*TASK PROMPT*
Which lines contain the word "restricted"? Return each of them as written.

== TASK INPUTS

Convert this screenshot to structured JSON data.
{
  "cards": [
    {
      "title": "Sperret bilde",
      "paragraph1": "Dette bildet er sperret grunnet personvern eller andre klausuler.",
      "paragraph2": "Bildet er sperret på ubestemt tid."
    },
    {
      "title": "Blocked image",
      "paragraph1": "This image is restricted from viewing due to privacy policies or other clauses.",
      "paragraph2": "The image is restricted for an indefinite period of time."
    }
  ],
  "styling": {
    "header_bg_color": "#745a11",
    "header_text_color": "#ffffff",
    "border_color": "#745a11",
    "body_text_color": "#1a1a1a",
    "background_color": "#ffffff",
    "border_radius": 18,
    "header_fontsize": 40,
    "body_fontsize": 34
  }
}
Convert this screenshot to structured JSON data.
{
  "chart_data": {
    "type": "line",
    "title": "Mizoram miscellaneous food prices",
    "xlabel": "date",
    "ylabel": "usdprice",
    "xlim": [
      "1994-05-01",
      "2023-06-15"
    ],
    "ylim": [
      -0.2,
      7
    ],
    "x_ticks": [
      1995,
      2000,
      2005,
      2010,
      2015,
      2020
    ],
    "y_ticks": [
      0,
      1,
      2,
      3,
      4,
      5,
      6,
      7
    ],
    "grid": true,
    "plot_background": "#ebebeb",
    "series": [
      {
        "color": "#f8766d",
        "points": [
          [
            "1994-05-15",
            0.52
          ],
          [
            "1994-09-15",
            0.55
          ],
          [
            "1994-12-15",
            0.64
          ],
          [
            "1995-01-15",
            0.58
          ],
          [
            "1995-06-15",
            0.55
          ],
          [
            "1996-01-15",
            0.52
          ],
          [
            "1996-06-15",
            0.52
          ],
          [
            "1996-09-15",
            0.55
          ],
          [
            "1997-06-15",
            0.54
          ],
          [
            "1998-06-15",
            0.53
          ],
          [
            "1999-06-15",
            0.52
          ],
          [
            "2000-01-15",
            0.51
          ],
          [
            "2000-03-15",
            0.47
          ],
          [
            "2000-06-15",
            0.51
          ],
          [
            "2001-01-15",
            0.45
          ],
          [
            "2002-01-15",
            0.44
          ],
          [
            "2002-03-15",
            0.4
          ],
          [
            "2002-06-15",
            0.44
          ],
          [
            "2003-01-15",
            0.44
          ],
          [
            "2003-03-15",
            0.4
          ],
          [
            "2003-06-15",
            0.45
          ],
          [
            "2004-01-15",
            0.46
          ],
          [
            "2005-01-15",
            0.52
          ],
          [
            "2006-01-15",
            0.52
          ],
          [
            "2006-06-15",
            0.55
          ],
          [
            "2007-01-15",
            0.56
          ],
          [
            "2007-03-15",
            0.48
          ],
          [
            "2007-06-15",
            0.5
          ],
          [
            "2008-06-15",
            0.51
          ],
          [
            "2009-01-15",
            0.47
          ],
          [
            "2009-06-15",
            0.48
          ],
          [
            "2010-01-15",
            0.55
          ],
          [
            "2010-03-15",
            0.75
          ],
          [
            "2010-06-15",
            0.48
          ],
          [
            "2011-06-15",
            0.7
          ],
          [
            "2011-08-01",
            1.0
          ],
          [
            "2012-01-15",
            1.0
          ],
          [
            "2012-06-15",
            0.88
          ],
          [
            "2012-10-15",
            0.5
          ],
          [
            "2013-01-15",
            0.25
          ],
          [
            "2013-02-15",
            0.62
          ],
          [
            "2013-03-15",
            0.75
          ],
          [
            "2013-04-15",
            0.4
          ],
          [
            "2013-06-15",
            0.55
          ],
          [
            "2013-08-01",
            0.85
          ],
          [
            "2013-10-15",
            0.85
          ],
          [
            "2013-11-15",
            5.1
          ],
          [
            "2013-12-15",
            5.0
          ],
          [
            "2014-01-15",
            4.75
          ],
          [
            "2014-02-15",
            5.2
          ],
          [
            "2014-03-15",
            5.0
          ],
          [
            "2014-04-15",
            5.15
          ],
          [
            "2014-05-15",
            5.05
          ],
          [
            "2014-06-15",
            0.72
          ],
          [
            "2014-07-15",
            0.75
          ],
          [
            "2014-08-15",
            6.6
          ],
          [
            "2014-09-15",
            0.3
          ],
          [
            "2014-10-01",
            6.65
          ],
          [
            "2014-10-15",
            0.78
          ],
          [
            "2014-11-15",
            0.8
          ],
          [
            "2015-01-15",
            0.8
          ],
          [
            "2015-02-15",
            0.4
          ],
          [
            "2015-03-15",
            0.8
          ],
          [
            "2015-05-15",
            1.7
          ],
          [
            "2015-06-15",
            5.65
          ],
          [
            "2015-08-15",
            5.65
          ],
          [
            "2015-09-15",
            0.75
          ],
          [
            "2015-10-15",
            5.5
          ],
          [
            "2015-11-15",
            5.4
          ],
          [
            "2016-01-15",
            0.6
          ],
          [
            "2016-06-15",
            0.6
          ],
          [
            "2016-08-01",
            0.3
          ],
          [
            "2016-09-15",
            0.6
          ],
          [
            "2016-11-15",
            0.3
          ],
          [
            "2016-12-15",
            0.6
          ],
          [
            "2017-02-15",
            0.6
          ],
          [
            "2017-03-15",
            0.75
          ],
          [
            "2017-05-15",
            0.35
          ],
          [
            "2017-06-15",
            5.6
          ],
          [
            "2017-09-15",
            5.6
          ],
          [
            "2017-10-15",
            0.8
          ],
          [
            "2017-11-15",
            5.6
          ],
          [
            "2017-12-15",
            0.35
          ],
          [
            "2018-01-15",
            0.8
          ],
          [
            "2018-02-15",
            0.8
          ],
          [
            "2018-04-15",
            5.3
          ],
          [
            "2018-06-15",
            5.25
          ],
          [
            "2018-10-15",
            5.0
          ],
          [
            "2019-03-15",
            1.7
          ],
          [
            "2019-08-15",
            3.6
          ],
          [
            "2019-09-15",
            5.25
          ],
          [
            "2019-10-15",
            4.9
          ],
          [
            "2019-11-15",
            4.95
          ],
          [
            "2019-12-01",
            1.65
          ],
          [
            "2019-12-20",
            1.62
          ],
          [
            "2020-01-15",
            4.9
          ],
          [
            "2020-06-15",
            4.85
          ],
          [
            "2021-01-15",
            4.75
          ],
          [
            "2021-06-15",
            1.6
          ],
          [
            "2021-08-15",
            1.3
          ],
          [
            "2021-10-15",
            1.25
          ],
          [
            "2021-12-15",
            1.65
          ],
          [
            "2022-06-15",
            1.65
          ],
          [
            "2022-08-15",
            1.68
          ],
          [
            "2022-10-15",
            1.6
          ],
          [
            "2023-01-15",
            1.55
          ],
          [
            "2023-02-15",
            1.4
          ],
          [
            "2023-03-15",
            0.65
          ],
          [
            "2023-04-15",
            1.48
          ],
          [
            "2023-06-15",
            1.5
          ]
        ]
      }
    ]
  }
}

====

*RESPONSE TO THIS TASK*
      "paragraph1": "This image is restricted from viewing due to privacy policies or other clauses.",
      "paragraph2": "The image is restricted for an indefinite period of time."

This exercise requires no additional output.